## WHAT TO DO
What follows is a block of records; reproduce all of it verbatim.

## INPUT FOR THIS TASK
# # # #

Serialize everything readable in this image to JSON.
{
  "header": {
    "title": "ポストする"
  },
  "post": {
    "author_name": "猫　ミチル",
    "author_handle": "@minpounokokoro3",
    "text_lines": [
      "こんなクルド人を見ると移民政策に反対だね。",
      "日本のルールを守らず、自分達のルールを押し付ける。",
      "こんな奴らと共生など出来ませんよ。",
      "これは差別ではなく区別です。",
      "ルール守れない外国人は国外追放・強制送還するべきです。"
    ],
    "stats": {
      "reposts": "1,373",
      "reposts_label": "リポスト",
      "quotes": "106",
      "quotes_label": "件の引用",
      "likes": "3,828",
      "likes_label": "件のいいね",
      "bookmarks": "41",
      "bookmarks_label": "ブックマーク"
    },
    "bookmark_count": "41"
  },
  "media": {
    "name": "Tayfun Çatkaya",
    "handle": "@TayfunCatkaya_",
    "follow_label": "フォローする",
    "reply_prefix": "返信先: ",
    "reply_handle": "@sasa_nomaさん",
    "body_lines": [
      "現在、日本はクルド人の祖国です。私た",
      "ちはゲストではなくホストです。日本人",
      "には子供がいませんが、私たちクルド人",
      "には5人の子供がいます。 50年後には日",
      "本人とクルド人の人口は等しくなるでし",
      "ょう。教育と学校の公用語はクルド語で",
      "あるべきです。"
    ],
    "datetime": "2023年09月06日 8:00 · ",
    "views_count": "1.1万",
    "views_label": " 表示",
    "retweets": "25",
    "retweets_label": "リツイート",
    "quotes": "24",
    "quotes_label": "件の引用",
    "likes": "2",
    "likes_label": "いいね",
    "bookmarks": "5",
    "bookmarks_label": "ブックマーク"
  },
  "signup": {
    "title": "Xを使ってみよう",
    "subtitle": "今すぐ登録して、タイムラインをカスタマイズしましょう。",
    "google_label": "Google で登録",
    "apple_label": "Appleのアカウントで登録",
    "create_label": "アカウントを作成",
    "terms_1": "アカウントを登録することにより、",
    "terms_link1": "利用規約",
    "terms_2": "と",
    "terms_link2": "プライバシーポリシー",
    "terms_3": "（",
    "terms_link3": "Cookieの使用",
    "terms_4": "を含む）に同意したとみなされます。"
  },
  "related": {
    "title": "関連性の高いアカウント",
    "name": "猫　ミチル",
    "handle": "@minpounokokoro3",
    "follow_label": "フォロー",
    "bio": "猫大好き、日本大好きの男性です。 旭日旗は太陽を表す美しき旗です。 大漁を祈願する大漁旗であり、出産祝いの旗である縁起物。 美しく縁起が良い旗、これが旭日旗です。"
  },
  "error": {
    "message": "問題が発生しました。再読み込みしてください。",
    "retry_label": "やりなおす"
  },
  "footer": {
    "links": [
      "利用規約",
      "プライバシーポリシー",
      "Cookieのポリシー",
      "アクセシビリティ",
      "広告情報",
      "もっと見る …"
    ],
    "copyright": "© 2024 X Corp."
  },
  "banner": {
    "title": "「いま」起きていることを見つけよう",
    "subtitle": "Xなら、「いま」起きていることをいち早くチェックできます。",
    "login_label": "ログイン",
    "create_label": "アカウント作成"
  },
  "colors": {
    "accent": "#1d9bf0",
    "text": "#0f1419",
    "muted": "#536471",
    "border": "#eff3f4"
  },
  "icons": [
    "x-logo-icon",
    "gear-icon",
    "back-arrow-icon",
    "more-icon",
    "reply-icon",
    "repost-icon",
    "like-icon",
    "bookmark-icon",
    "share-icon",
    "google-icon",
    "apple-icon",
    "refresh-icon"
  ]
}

# # # #

## ANSWER TO THE PROBLEM
Serialize everything readable in this image to JSON.
{
  "header": {
    "title": "ポストする"
  },
  "post": {
    "author_name": "猫　ミチル",
    "author_handle": "@minpounokokoro3",
    "text_lines": [
      "こんなクルド人を見ると移民政策に反対だね。",
      "日本のルールを守らず、自分達のルールを押し付ける。",
      "こんな奴らと共生など出来ませんよ。",
      "これは差別ではなく区別です。",
      "ルール守れない外国人は国外追放・強制送還するべきです。"
    ],
    "stats": {
      "reposts": "1,373",
      "reposts_label": "リポスト",
      "quotes": "106",
      "quotes_label": "件の引用",
      "likes": "3,828",
      "likes_label": "件のいいね",
      "bookmarks": "41",
      "bookmarks_label": "ブックマーク"
    },
    "bookmark_count": "41"
  },
  "media": {
    "name": "Tayfun Çatkaya",
    "handle": "@TayfunCatkaya_",
    "follow_label": "フォローする",
    "reply_prefix": "返信先: ",
    "reply_handle": "@sasa_nomaさん",
    "body_lines": [
      "現在、日本はクルド人の祖国です。私た",
      "ちはゲストではなくホストです。日本人",
      "には子供がいませんが、私たちクルド人",
      "には5人の子供がいます。 50年後には日",
      "本人とクルド人の人口は等しくなるでし",
      "ょう。教育と学校の公用語はクルド語で",
      "あるべきです。"
    ],
    "datetime": "2023年09月06日 8:00 · ",
    "views_count": "1.1万",
    "views_label": " 表示",
    "retweets": "25",
    "retweets_label": "リツイート",
    "quotes": "24",
    "quotes_label": "件の引用",
    "likes": "2",
    "likes_label": "いいね",
    "bookmarks": "5",
    "bookmarks_label": "ブックマーク"
  },
  "signup": {
    "title": "Xを使ってみよう",
    "subtitle": "今すぐ登録して、タイムラインをカスタマイズしましょう。",
    "google_label": "Google で登録",
    "apple_label": "Appleのアカウントで登録",
    "create_label": "アカウントを作成",
    "terms_1": "アカウントを登録することにより、",
    "terms_link1": "利用規約",
    "terms_2": "と",
    "terms_link2": "プライバシーポリシー",
    "terms_3": "（",
    "terms_link3": "Cookieの使用",
    "terms_4": "を含む）に同意したとみなされます。"
  },
  "related": {
    "title": "関連性の高いアカウント",
    "name": "猫　ミチル",
    "handle": "@minpounokokoro3",
    "follow_label": "フォロー",
    "bio": "猫大好き、日本大好きの男性です。 旭日旗は太陽を表す美しき旗です。 大漁を祈願する大漁旗であり、出産祝いの旗である縁起物。 美しく縁起が良い旗、これが旭日旗です。"
  },
  "error": {
    "message": "問題が発生しました。再読み込みしてください。",
    "retry_label": "やりなおす"
  },
  "footer": {
    "links": [
      "利用規約",
      "プライバシーポリシー",
      "Cookieのポリシー",
      "アクセシビリティ",
      "広告情報",
      "もっと見る …"
    ],
    "copyright": "© 2024 X Corp."
  },
  "banner": {
    "title": "「いま」起きていることを見つけよう",
    "subtitle": "Xなら、「いま」起きていることをいち早くチェックできます。",
    "login_label": "ログイン",
    "create_label": "アカウント作成"
  },
  "colors": {
    "accent": "#1d9bf0",
    "text": "#0f1419",
    "muted": "#536471",
    "border": "#eff3f4"
  },
  "icons": [
    "x-logo-icon",
    "gear-icon",
    "back-arrow-icon",
    "more-icon",
    "reply-icon",
    "repost-icon",
    "like-icon",
    "bookmark-icon",
    "share-icon",
    "google-icon",
    "apple-icon",
    "refresh-icon"
  ]
}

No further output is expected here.